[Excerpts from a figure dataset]
------------------------------------

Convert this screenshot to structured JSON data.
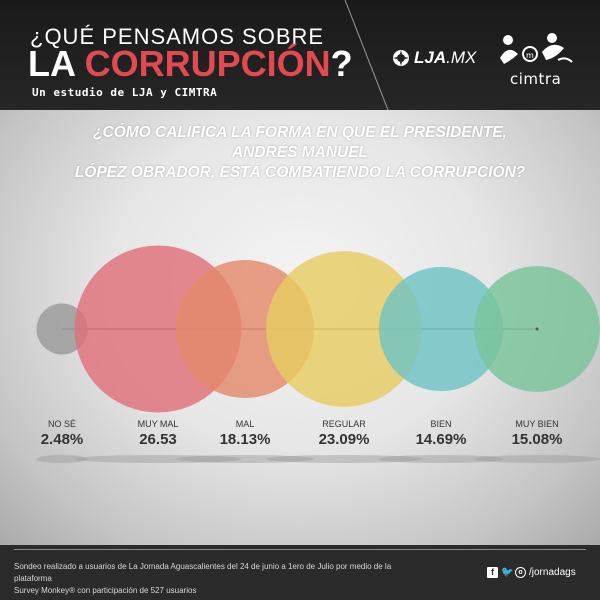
{
  "header": {
    "title_line1": "¿QUÉ PENSAMOS SOBRE",
    "title_line2_a": "LA ",
    "title_line2_b": "CORRUPCIÓN",
    "title_line2_c": "?",
    "subtitle": "Un estudio de LJA y CIMTRA",
    "logo_lja_bold": "LJA",
    "logo_lja_light": ".MX",
    "logo_cimtra": "cimtra"
  },
  "question_line1": "¿CÓMO CALIFICA LA FORMA EN QUE EL PRESIDENTE, ANDRÉS MANUEL",
  "question_line2": "LÓPEZ OBRADOR, ESTÁ COMBATIENDO LA CORRUPCIÓN?",
  "chart_data": {
    "type": "bubble",
    "title": "¿CÓMO CALIFICA LA FORMA EN QUE EL PRESIDENTE, ANDRÉS MANUEL LÓPEZ OBRADOR, ESTÁ COMBATIENDO LA CORRUPCIÓN?",
    "categories": [
      "NO SÉ",
      "MUY MAL",
      "MAL",
      "REGULAR",
      "BIEN",
      "MUY BIEN"
    ],
    "values": [
      2.48,
      26.53,
      18.13,
      23.09,
      14.69,
      15.08
    ],
    "value_labels": [
      "2.48%",
      "26.53",
      "18.13%",
      "23.09%",
      "14.69%",
      "15.08%"
    ],
    "colors": [
      "#9a9a9a",
      "#e0707a",
      "#e38a6a",
      "#e6cc62",
      "#6fc3c4",
      "#79c49a"
    ],
    "unit": "%"
  },
  "footer": {
    "note_line1": "Sondeo realizado a usuarios de La Jornada Aguascalientes del 24 de junio a 1ero de Julio por medio de la plataforma",
    "note_line2": "Survey Monkey® con participación de 527 usuarios",
    "social_handle": "/jornadags"
  }
}
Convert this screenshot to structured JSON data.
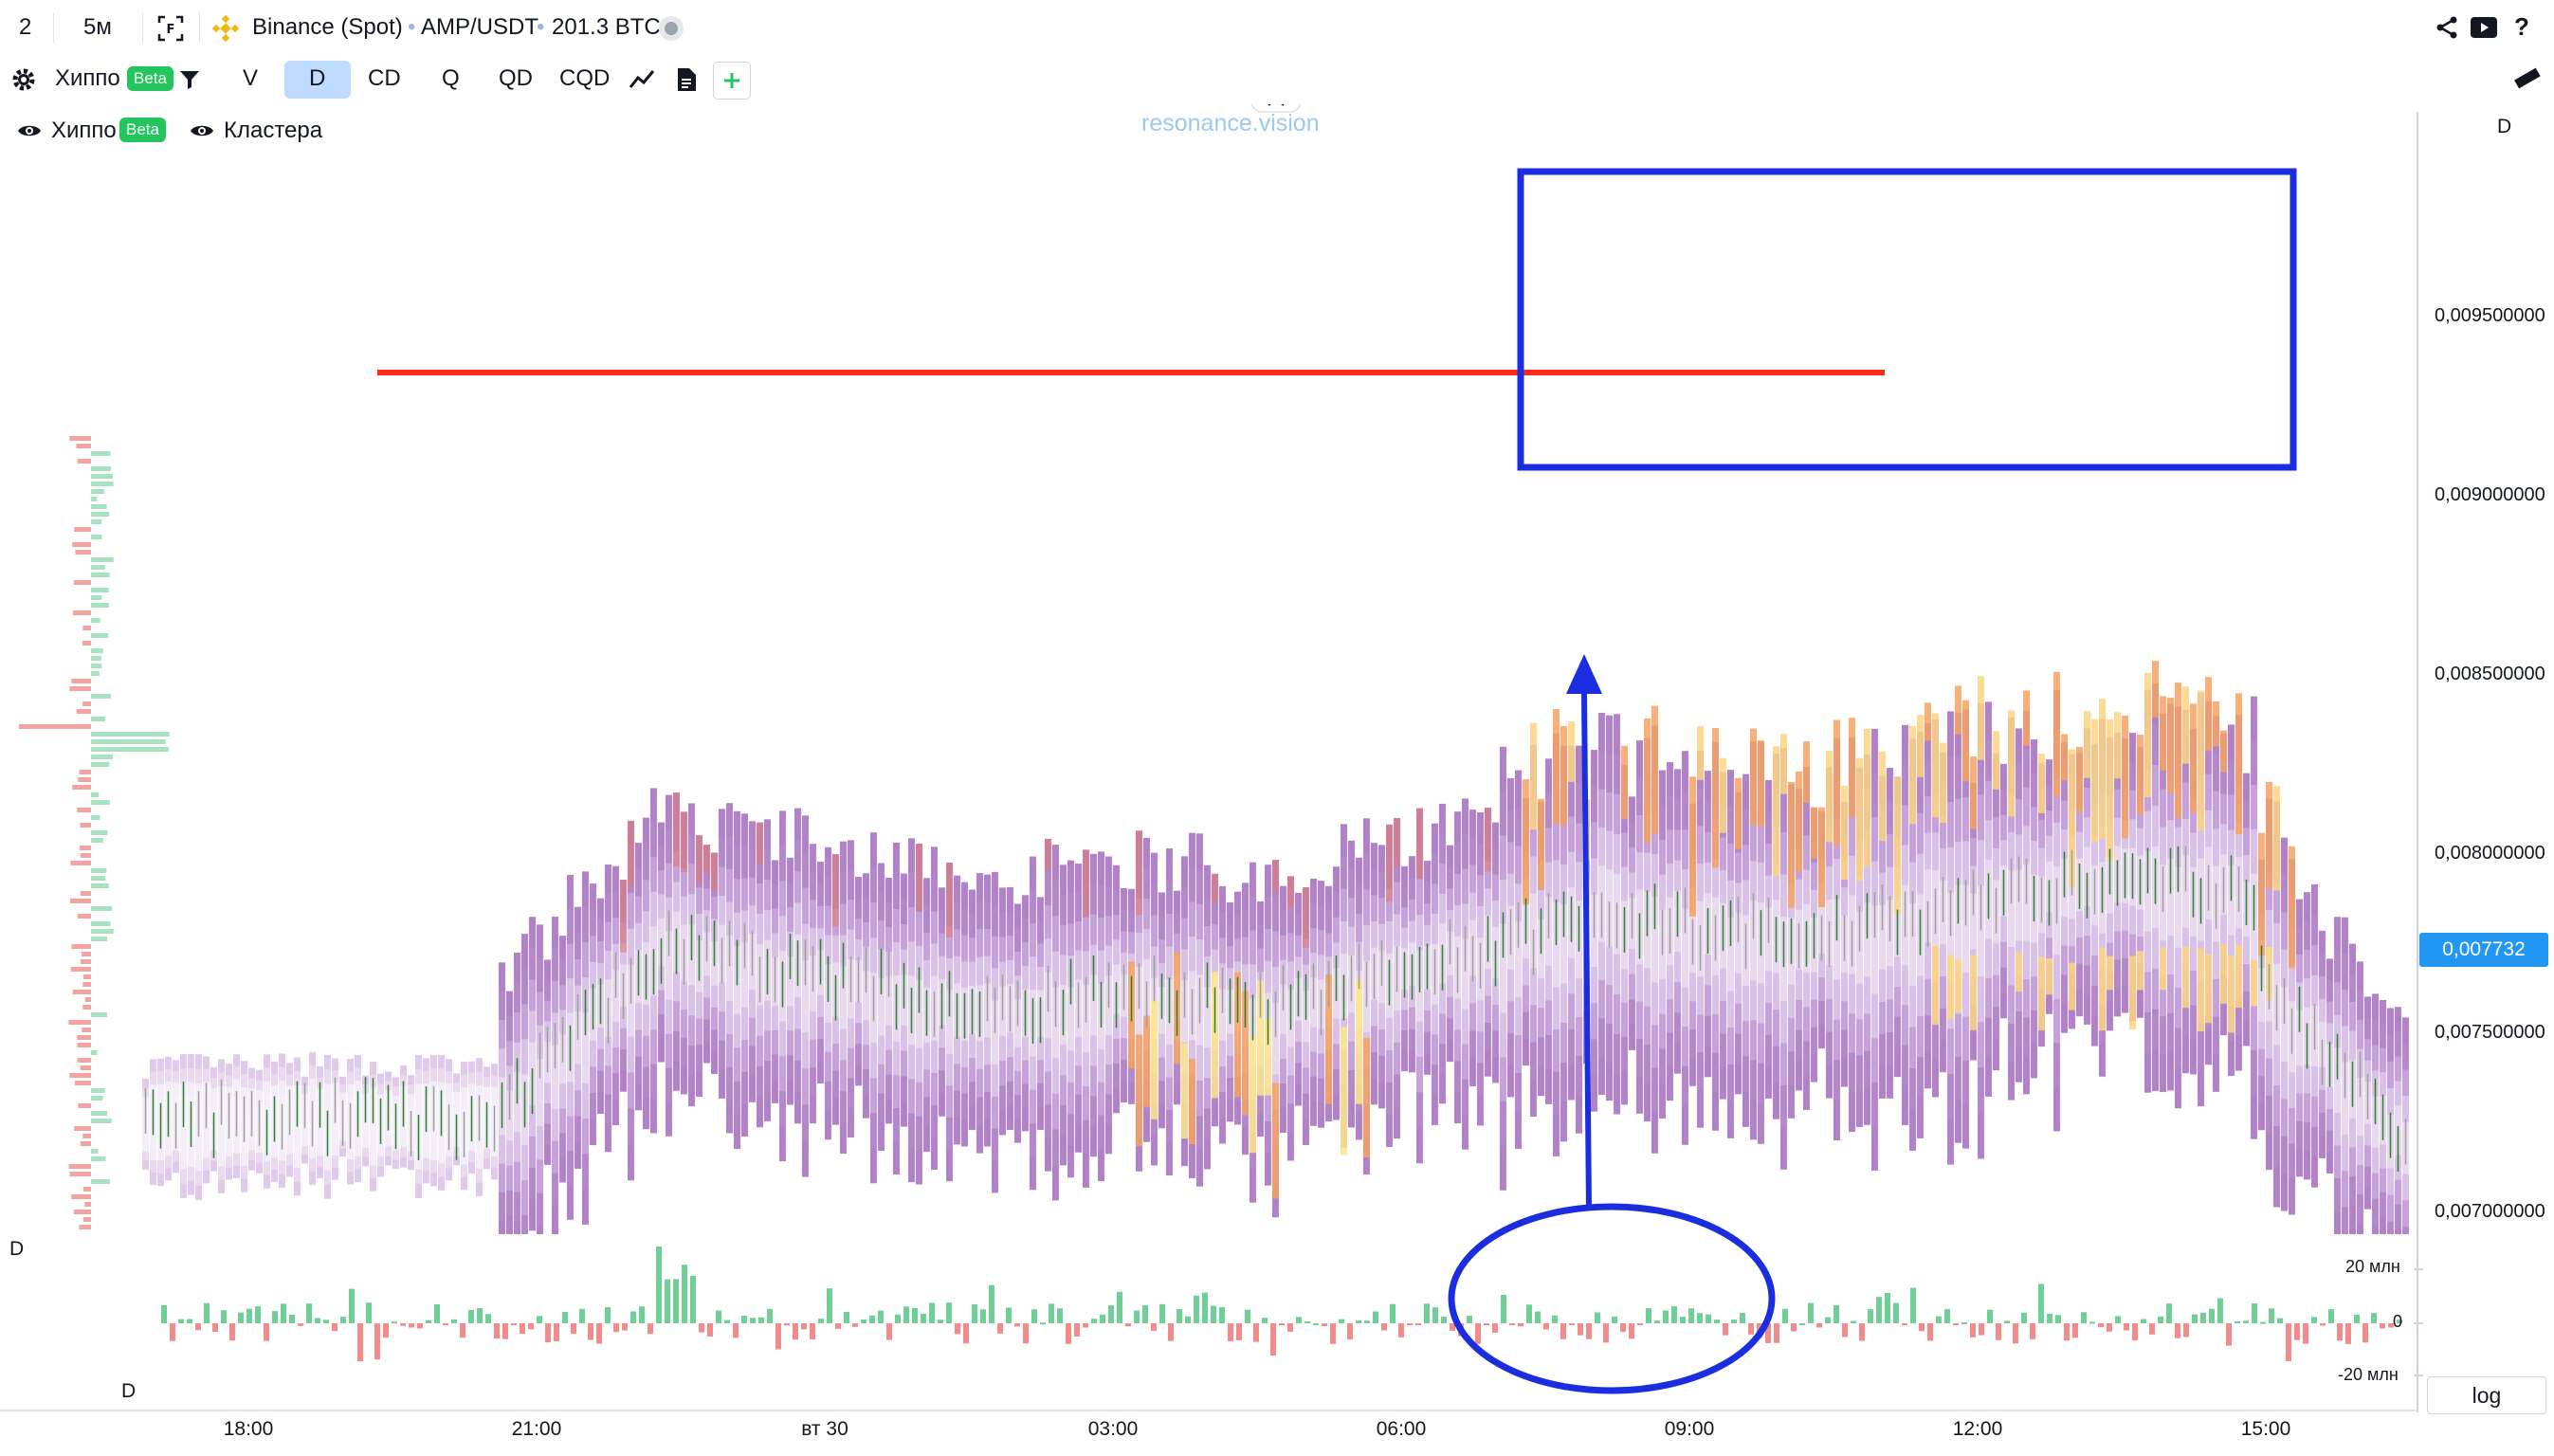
{
  "topbar": {
    "count": "2",
    "interval": "5м",
    "exchange": "Binance (Spot)",
    "symbol": "AMP/USDT",
    "volume": "201.3 BTC"
  },
  "toolbar": {
    "indicator_label": "Хиппо",
    "beta_badge": "Beta",
    "tabs": [
      "V",
      "D",
      "CD",
      "Q",
      "QD",
      "CQD"
    ],
    "active_tab": "D"
  },
  "legend": {
    "hippo_label": "Хиппо",
    "hippo_badge": "Beta",
    "clusters_label": "Кластера"
  },
  "watermark": "resonance.vision",
  "pane_labels": {
    "main_right": "D",
    "sub_left": "D",
    "sub_bottom": "D"
  },
  "price_axis": {
    "ticks": [
      "0,009500000",
      "0,009000000",
      "0,008500000",
      "0,008000000",
      "0,007500000",
      "0,007000000"
    ],
    "current_price": "0,007732"
  },
  "delta_axis": {
    "ticks": [
      "20 млн",
      "0",
      "-20 млн"
    ]
  },
  "time_axis": {
    "ticks": [
      "18:00",
      "21:00",
      "вт 30",
      "03:00",
      "06:00",
      "09:00",
      "12:00",
      "15:00"
    ]
  },
  "log_button": "log",
  "colors": {
    "accent_blue": "#2196f3",
    "heat_purple": "#b07cc3",
    "heat_orange": "#f4a261",
    "heat_yellow": "#fde68a",
    "delta_up": "#4ade80",
    "delta_down": "#f87171",
    "annotation_red": "#ff2a1a",
    "annotation_blue": "#1a2ee0"
  },
  "chart_data": {
    "type": "heatmap",
    "series": [
      {
        "name": "Хиппо",
        "kind": "liquidity heat columns"
      },
      {
        "name": "Кластера",
        "kind": "cluster candles"
      }
    ],
    "price_range": [
      0.0069,
      0.01
    ],
    "x": [
      "18:00",
      "21:00",
      "вт 30",
      "03:00",
      "06:00",
      "09:00",
      "12:00",
      "15:00"
    ],
    "delta_range_mln": [
      -25,
      25
    ],
    "annotations": [
      {
        "type": "horizontal-line",
        "color": "red",
        "price": 0.00935
      },
      {
        "type": "rectangle",
        "color": "blue",
        "time_from": "07:20",
        "time_to": "15:00",
        "price_from": 0.00908,
        "price_to": 0.0099
      },
      {
        "type": "arrow",
        "color": "blue",
        "time": "07:50",
        "price_from": 0.007,
        "price_to": 0.00851
      },
      {
        "type": "ellipse",
        "color": "blue",
        "time_from": "06:15",
        "time_to": "10:15",
        "delta_from": -20,
        "delta_to": 25
      }
    ]
  }
}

------------------------------------

Problem statement: Retype the records exactly. Any image in them should not appear in what you write.

Reply:
Convert this screenshot to structured JSON data.
{
  "header": {
    "title_line1": "¿QUÉ PENSAMOS SOBRE",
    "title_line2_a": "LA ",
    "title_line2_b": "CORRUPCIÓN",
    "title_line2_c": "?",
    "subtitle": "Un estudio de LJA y CIMTRA",
    "logo_lja_bold": "LJA",
    "logo_lja_light": ".MX",
    "logo_cimtra": "cimtra"
  },
  "question_line1": "¿CÓMO CALIFICA LA FORMA EN QUE EL PRESIDENTE, ANDRÉS MANUEL",
  "question_line2": "LÓPEZ OBRADOR, ESTÁ COMBATIENDO LA CORRUPCIÓN?",
  "chart_data": {
    "type": "bubble",
    "title": "¿CÓMO CALIFICA LA FORMA EN QUE EL PRESIDENTE, ANDRÉS MANUEL LÓPEZ OBRADOR, ESTÁ COMBATIENDO LA CORRUPCIÓN?",
    "categories": [
      "NO SÉ",
      "MUY MAL",
      "MAL",
      "REGULAR",
      "BIEN",
      "MUY BIEN"
    ],
    "values": [
      2.48,
      26.53,
      18.13,
      23.09,
      14.69,
      15.08
    ],
    "value_labels": [
      "2.48%",
      "26.53",
      "18.13%",
      "23.09%",
      "14.69%",
      "15.08%"
    ],
    "colors": [
      "#9a9a9a",
      "#e0707a",
      "#e38a6a",
      "#e6cc62",
      "#6fc3c4",
      "#79c49a"
    ],
    "unit": "%"
  },
  "footer": {
    "note_line1": "Sondeo realizado a usuarios de La Jornada Aguascalientes del 24 de junio a 1ero de Julio por medio de la plataforma",
    "note_line2": "Survey Monkey® con participación de 527 usuarios",
    "social_handle": "/jornadags"
  }
}
Convert this screenshot to structured JSON data.
{
  "topbar": {
    "count": "2",
    "interval": "5м",
    "exchange": "Binance (Spot)",
    "symbol": "AMP/USDT",
    "volume": "201.3 BTC"
  },
  "toolbar": {
    "indicator_label": "Хиппо",
    "beta_badge": "Beta",
    "tabs": [
      "V",
      "D",
      "CD",
      "Q",
      "QD",
      "CQD"
    ],
    "active_tab": "D"
  },
  "legend": {
    "hippo_label": "Хиппо",
    "hippo_badge": "Beta",
    "clusters_label": "Кластера"
  },
  "watermark": "resonance.vision",
  "pane_labels": {
    "main_right": "D",
    "sub_left": "D",
    "sub_bottom": "D"
  },
  "price_axis": {
    "ticks": [
      "0,009500000",
      "0,009000000",
      "0,008500000",
      "0,008000000",
      "0,007500000",
      "0,007000000"
    ],
    "current_price": "0,007732"
  },
  "delta_axis": {
    "ticks": [
      "20 млн",
      "0",
      "-20 млн"
    ]
  },
  "time_axis": {
    "ticks": [
      "18:00",
      "21:00",
      "вт 30",
      "03:00",
      "06:00",
      "09:00",
      "12:00",
      "15:00"
    ]
  },
  "log_button": "log",
  "colors": {
    "accent_blue": "#2196f3",
    "heat_purple": "#b07cc3",
    "heat_orange": "#f4a261",
    "heat_yellow": "#fde68a",
    "delta_up": "#4ade80",
    "delta_down": "#f87171",
    "annotation_red": "#ff2a1a",
    "annotation_blue": "#1a2ee0"
  },
  "chart_data": {
    "type": "heatmap",
    "series": [
      {
        "name": "Хиппо",
        "kind": "liquidity heat columns"
      },
      {
        "name": "Кластера",
        "kind": "cluster candles"
      }
    ],
    "price_range": [
      0.0069,
      0.01
    ],
    "x": [
      "18:00",
      "21:00",
      "вт 30",
      "03:00",
      "06:00",
      "09:00",
      "12:00",
      "15:00"
    ],
    "delta_range_mln": [
      -25,
      25
    ],
    "annotations": [
      {
        "type": "horizontal-line",
        "color": "red",
        "price": 0.00935
      },
      {
        "type": "rectangle",
        "color": "blue",
        "time_from": "07:20",
        "time_to": "15:00",
        "price_from": 0.00908,
        "price_to": 0.0099
      },
      {
        "type": "arrow",
        "color": "blue",
        "time": "07:50",
        "price_from": 0.007,
        "price_to": 0.00851
      },
      {
        "type": "ellipse",
        "color": "blue",
        "time_from": "06:15",
        "time_to": "10:15",
        "delta_from": -20,
        "delta_to": 25
      }
    ]
  }
}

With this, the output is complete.